:: What to do ::
Please render the records between the line holding "196, 20, 302]" and the line holding "For every button, label, input, icon, or", inclusive, as a JSON list of strings with one string per line, leaving out blank lines.

:: Excerpted data ::

-- Begin --

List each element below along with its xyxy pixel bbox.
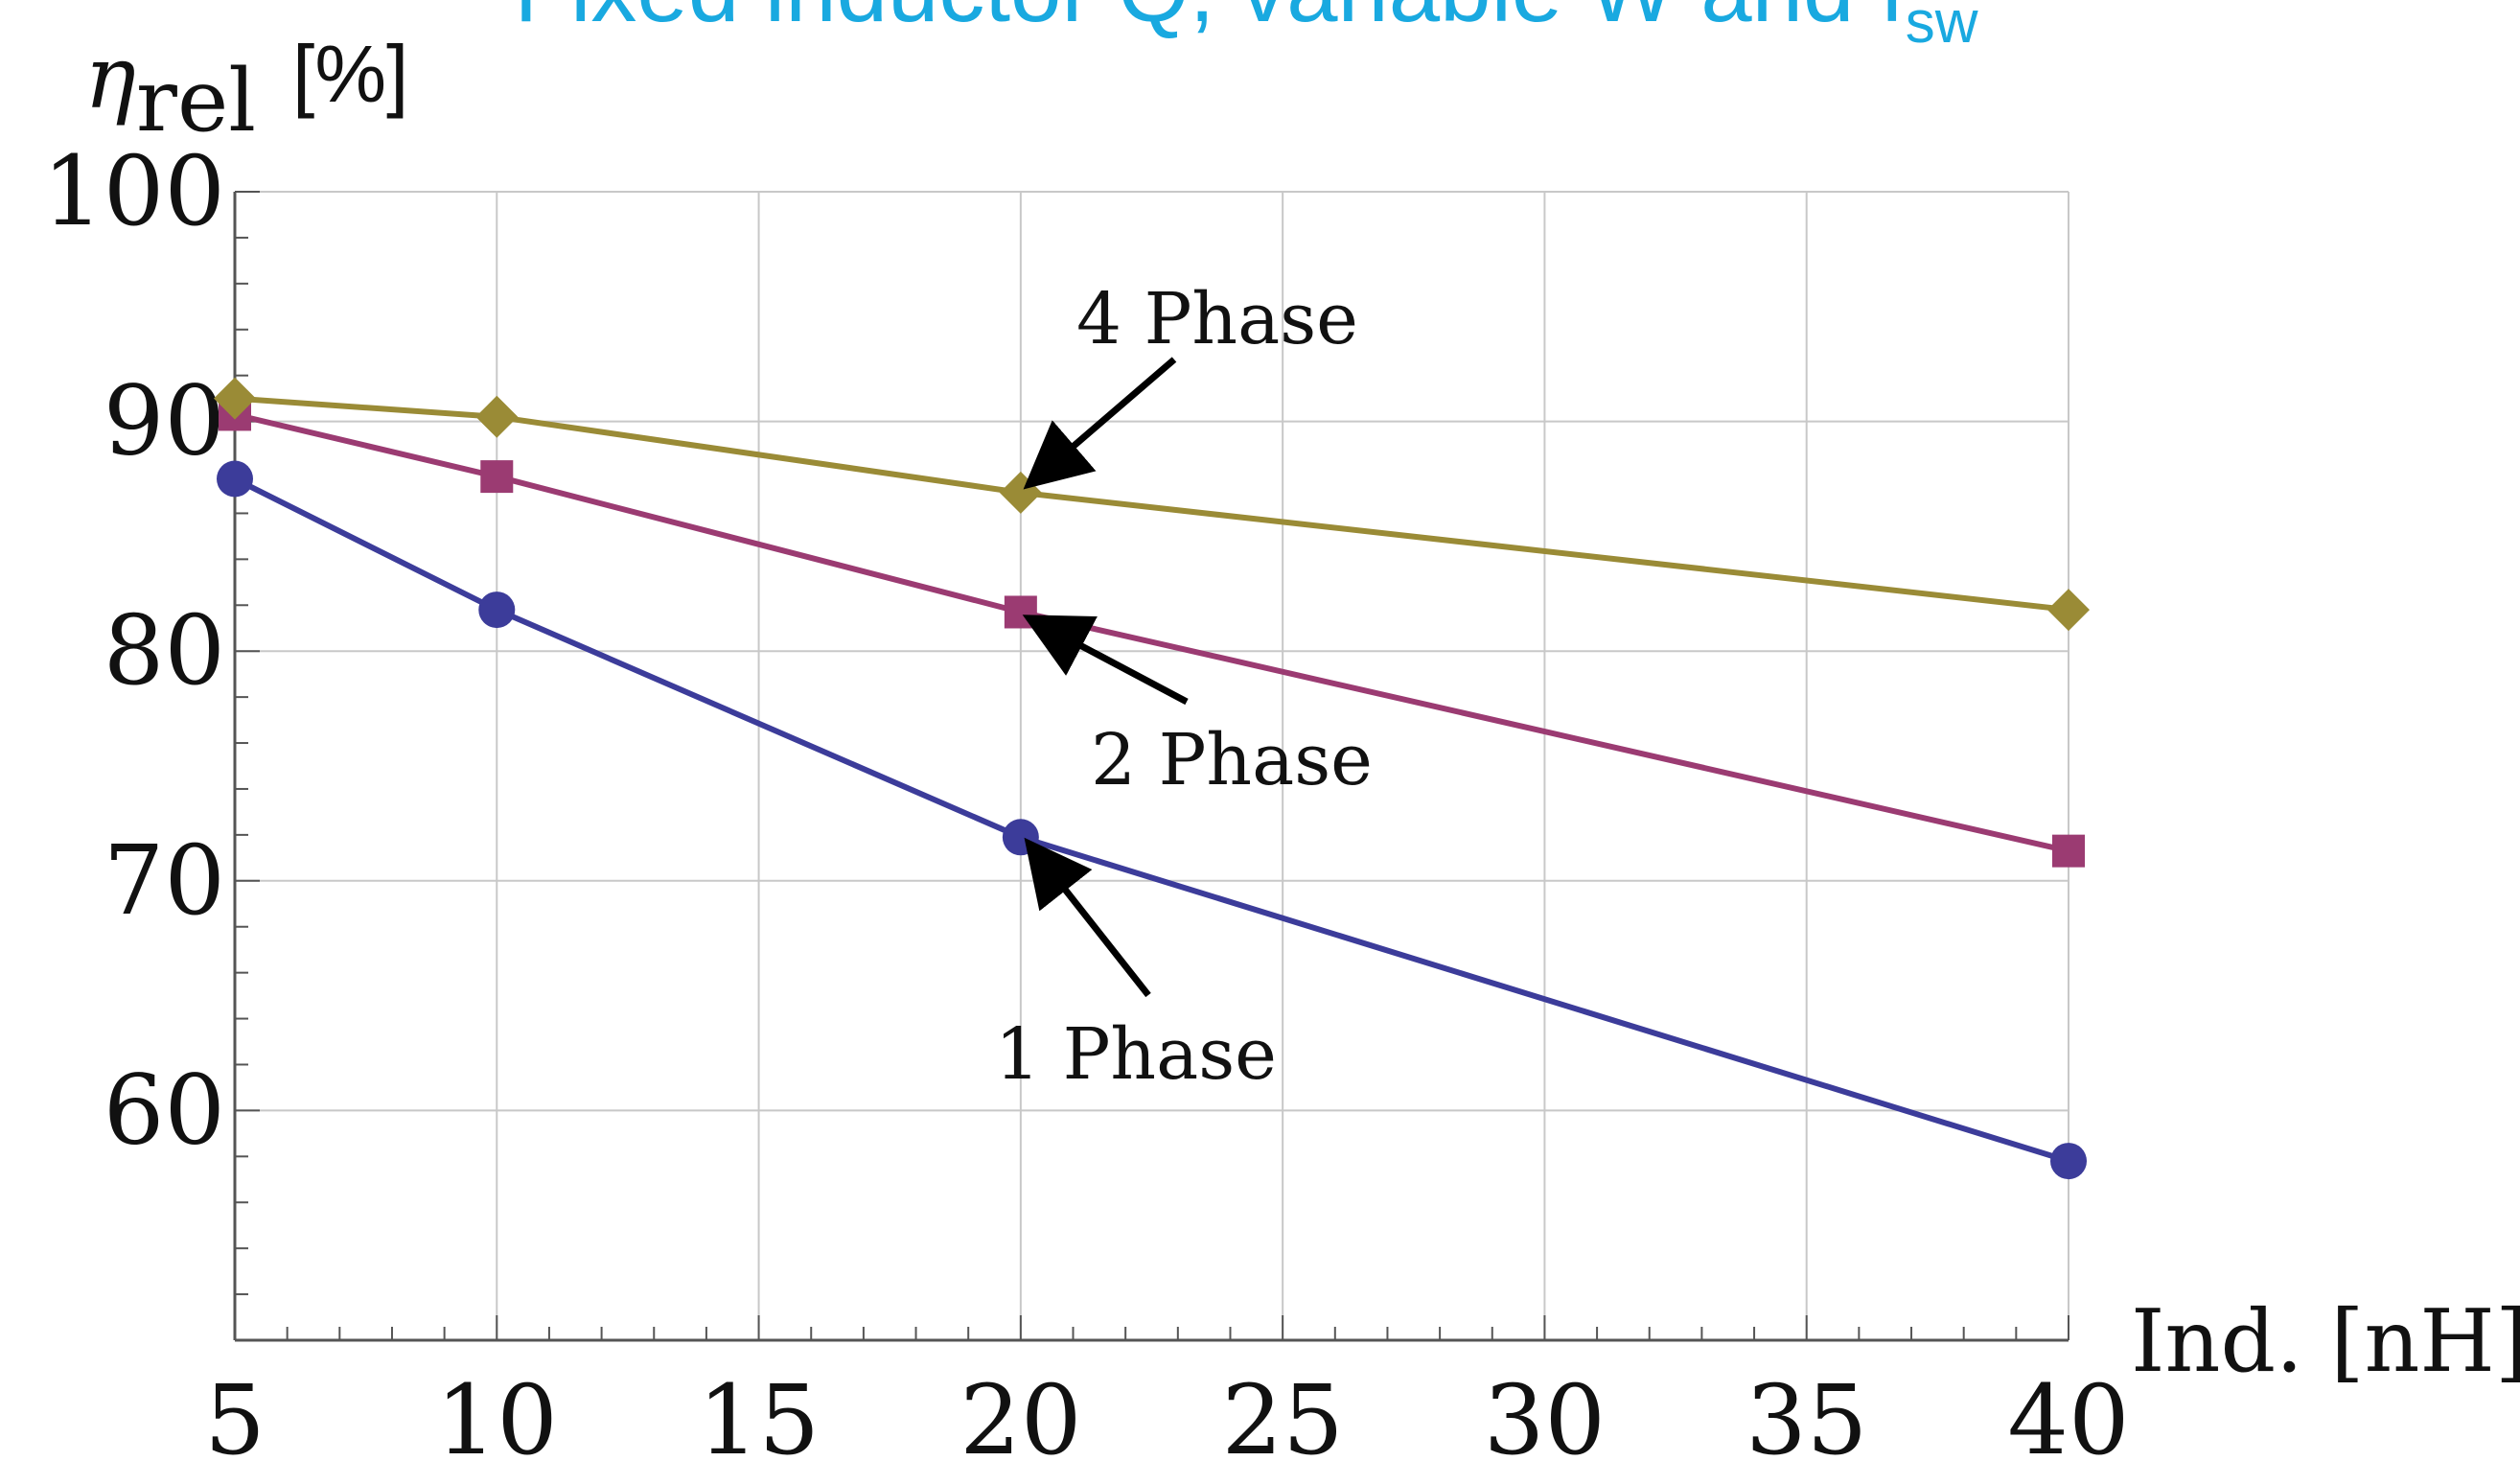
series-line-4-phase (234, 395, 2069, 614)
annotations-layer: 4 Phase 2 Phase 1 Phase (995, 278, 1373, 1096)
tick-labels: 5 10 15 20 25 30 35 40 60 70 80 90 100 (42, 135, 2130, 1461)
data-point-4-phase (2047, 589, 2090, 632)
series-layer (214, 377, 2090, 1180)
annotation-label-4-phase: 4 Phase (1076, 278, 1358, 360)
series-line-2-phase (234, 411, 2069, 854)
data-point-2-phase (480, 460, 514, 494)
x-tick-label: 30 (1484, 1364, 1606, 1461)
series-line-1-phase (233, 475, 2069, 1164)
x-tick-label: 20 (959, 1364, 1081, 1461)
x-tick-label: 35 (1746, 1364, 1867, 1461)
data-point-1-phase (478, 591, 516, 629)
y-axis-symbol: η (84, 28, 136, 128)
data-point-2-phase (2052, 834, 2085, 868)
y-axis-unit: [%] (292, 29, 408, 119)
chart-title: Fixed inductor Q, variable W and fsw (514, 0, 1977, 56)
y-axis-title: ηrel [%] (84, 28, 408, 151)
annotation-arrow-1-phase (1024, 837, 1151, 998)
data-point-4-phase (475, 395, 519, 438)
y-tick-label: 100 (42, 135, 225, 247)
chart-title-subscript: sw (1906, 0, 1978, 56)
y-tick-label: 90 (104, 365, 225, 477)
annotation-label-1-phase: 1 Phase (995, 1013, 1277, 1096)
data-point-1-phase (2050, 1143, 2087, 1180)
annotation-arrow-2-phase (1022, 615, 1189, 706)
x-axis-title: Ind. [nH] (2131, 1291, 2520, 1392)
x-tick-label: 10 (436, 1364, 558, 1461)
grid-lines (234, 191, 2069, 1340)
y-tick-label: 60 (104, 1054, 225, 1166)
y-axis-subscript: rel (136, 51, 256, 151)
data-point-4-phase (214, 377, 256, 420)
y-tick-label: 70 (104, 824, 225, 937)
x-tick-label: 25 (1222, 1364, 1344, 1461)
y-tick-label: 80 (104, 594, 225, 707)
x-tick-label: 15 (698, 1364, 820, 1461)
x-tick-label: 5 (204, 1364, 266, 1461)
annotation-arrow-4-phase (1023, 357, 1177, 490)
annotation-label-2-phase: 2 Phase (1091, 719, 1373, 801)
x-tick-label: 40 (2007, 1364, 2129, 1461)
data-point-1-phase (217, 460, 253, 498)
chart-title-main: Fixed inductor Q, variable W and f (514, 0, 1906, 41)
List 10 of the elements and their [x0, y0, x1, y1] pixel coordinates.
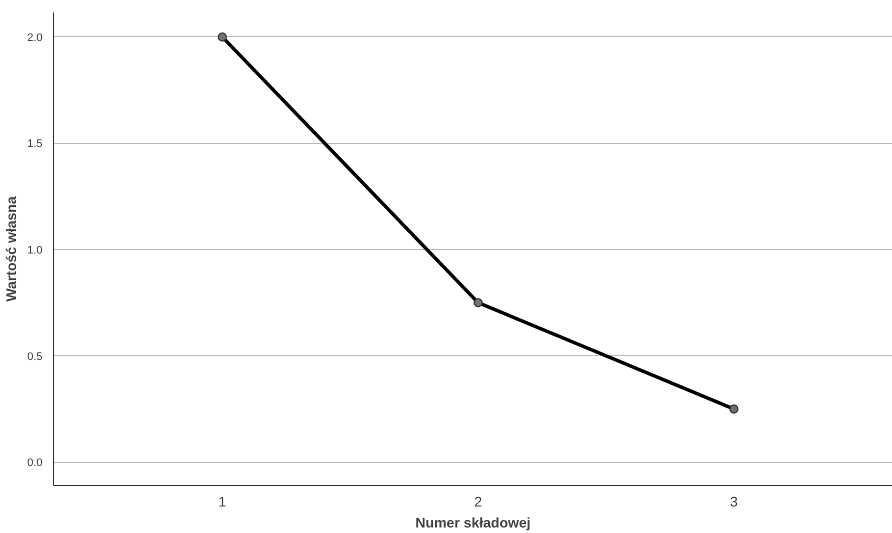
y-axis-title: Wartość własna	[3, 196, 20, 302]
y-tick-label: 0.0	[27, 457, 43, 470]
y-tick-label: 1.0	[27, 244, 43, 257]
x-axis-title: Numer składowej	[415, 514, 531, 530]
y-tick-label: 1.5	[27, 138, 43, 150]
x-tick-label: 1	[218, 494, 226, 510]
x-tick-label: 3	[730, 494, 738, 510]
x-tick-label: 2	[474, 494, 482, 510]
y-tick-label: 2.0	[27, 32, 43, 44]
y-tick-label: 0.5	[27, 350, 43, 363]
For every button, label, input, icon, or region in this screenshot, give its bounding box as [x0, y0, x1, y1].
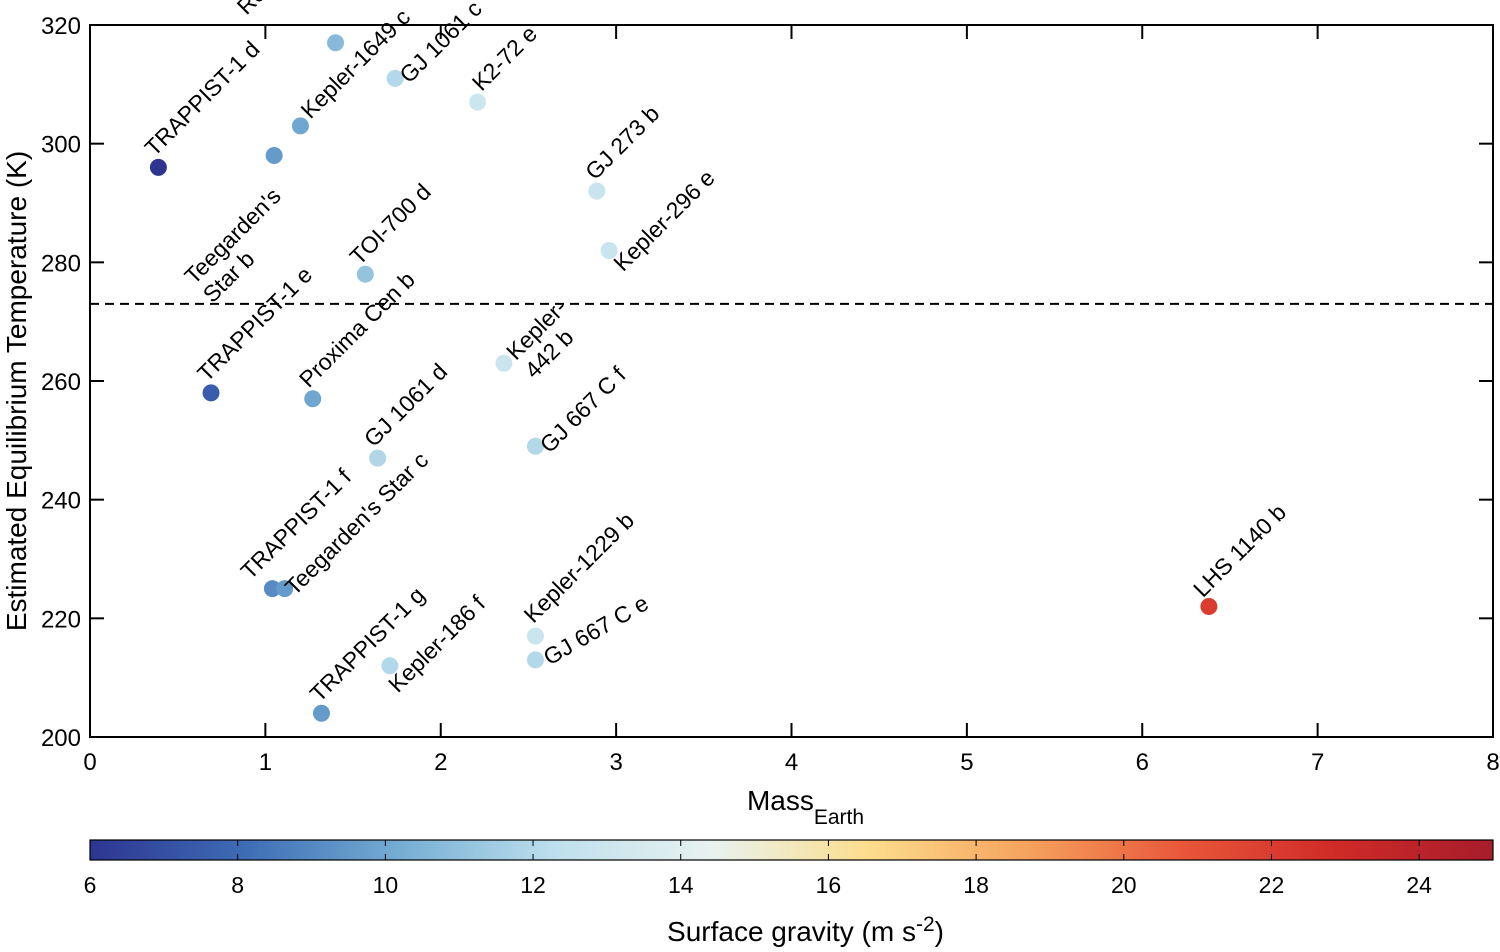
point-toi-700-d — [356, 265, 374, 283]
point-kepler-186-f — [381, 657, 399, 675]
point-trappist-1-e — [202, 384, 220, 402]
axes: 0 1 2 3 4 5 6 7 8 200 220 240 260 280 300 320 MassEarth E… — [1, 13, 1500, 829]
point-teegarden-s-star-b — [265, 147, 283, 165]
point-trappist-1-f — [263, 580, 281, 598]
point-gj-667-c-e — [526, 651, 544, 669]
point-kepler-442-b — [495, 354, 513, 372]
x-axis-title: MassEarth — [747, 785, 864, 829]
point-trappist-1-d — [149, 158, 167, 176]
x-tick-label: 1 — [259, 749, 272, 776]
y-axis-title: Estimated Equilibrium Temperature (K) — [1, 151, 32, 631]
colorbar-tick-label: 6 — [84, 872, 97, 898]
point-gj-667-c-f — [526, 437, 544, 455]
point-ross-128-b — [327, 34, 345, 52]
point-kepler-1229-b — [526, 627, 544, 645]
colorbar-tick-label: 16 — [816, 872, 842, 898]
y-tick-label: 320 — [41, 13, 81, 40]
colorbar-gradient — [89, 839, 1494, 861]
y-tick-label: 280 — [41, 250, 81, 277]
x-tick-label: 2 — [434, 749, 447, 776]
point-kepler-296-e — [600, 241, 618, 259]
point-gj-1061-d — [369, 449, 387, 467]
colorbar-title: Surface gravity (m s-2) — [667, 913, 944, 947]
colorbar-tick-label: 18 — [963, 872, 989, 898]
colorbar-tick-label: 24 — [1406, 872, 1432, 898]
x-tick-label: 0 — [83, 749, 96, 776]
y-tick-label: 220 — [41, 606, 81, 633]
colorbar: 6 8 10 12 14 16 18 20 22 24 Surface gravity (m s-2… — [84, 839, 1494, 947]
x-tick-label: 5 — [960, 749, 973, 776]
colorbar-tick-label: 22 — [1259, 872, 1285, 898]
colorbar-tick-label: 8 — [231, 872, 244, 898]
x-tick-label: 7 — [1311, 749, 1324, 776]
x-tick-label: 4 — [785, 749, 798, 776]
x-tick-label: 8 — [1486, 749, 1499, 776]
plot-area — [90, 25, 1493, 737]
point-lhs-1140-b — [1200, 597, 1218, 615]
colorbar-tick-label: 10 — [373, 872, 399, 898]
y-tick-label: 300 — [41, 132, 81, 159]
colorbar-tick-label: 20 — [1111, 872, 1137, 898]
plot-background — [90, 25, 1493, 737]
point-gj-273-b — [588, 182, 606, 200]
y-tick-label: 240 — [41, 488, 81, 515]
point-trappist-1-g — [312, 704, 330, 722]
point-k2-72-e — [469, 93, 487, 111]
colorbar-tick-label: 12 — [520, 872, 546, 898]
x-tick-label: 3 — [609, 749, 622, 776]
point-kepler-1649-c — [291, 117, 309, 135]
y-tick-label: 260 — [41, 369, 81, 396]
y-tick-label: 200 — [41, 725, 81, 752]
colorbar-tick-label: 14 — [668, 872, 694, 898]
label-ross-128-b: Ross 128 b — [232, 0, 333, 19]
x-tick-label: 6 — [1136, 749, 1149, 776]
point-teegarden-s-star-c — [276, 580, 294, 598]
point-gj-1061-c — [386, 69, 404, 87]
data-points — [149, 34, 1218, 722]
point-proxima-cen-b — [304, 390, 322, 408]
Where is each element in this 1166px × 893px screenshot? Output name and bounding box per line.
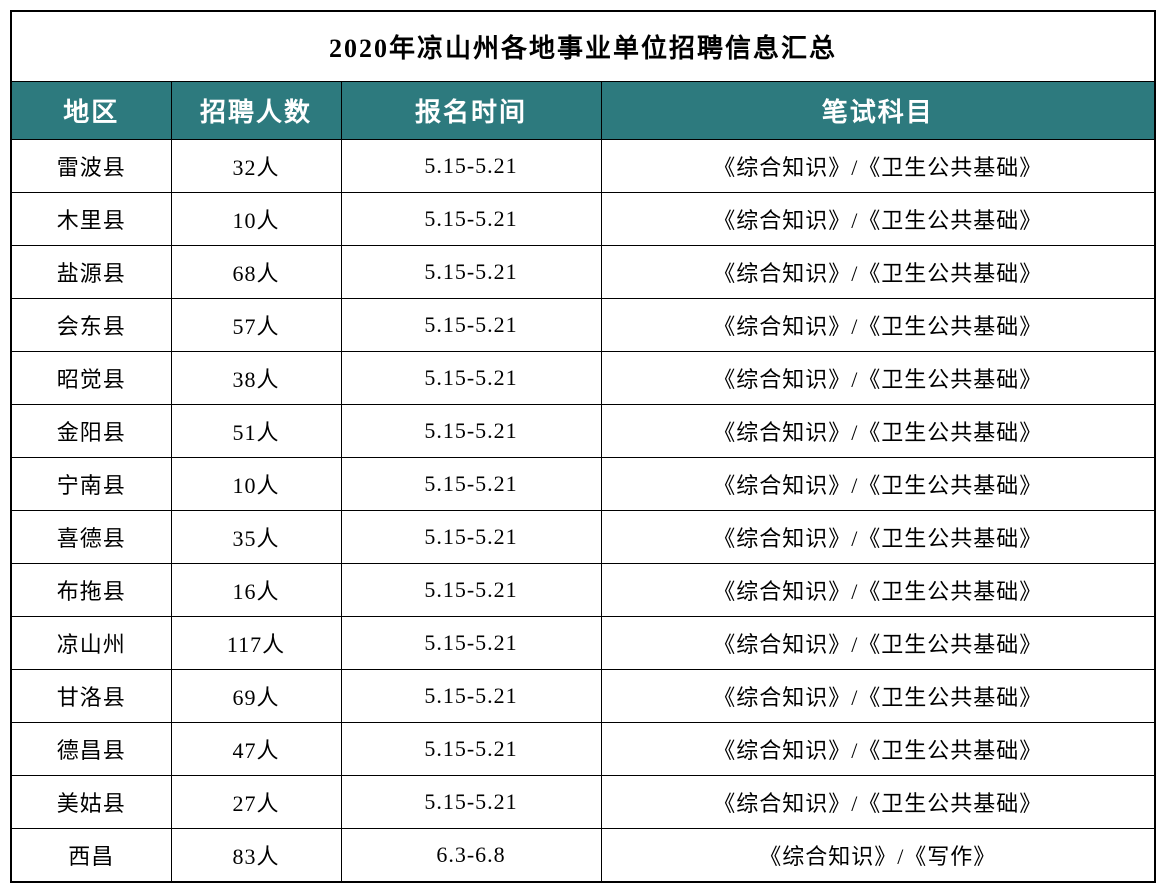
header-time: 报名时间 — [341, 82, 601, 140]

-- End --

:: Solution to the exercise ::
[
  "y-axis-title: Wartość własna\t[3, 196, 20, 302]",
  "y-tick-label: 0.0\t[27, 457, 43, 470]",
  "y-tick-label: 1.0\t[27, 244, 43, 257]",
  "x-axis-title: Numer składowej\t[415, 514, 531, 530]",
  "y-tick-label: 1.5\t[27, 138, 43, 150]",
  "x-tick-label: 1\t[218, 494, 226, 510]",
  "x-tick-label: 3\t[730, 494, 738, 510]",
  "x-tick-label: 2\t[474, 494, 482, 510]",
  "y-tick-label: 2.0\t[27, 32, 43, 44]",
  "y-tick-label: 0.5\t[27, 350, 43, 363]",
  "For every button, label, input, icon, or region in this screenshot, give its bounding box as [x0, y0, x1, y1]."
]